Set exercise =>
Check each line for the string "Design", then give only how many lines have it.

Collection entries

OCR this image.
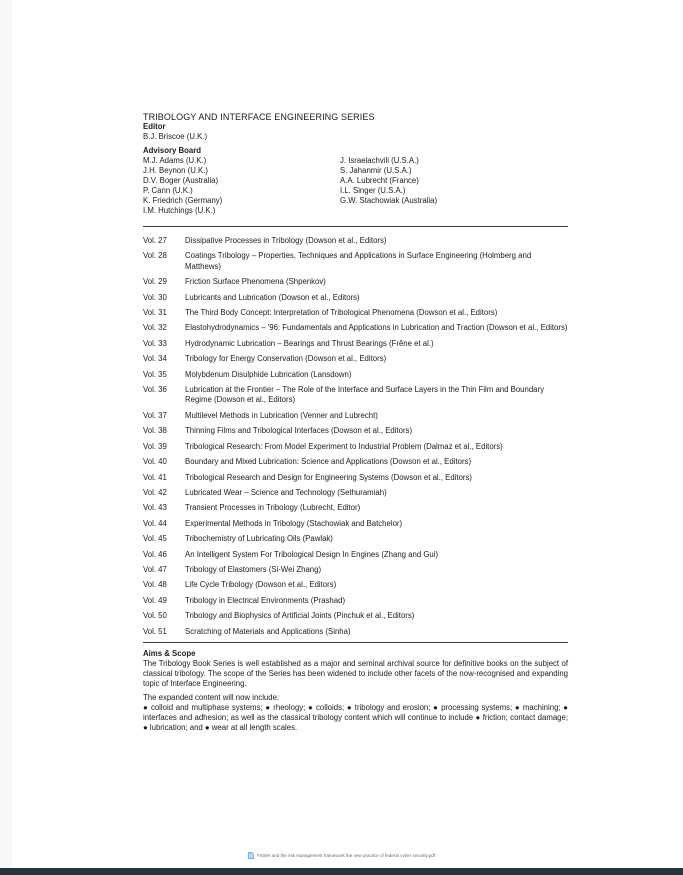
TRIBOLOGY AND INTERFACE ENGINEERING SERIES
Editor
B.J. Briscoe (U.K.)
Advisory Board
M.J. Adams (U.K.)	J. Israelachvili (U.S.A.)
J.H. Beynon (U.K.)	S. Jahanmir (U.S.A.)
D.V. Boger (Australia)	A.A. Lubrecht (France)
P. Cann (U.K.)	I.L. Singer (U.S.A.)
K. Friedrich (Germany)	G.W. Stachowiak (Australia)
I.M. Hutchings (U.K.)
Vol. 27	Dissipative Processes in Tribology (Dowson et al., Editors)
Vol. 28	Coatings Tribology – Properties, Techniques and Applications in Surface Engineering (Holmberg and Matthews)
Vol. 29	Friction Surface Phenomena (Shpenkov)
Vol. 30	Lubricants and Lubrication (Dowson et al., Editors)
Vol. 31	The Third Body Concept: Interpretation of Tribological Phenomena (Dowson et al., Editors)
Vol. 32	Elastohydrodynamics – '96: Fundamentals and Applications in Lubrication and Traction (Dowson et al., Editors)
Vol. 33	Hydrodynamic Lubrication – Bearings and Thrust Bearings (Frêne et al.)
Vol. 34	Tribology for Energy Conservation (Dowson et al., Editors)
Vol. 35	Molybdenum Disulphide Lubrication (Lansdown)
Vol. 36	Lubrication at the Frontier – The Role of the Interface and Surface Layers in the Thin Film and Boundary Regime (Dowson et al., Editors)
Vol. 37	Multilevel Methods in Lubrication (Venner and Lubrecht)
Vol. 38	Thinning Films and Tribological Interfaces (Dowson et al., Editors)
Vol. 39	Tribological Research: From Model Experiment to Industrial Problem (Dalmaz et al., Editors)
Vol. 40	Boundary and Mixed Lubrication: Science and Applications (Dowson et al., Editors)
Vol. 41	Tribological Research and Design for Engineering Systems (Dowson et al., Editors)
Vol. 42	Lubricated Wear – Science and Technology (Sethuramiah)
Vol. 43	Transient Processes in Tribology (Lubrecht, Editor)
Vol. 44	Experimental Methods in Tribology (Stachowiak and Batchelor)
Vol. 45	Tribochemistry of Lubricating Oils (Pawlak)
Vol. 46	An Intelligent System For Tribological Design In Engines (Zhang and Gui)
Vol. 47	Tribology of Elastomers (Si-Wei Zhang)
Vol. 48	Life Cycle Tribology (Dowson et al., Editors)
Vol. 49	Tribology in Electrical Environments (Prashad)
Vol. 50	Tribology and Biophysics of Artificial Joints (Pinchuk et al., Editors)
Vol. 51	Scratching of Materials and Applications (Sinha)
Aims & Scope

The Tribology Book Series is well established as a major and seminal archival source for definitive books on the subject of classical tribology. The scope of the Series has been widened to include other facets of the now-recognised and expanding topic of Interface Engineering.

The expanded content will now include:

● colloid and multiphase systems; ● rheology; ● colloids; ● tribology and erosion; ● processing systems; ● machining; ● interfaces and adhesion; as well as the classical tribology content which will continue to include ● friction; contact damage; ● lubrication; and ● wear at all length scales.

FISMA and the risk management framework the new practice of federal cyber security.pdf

Task answer =>
2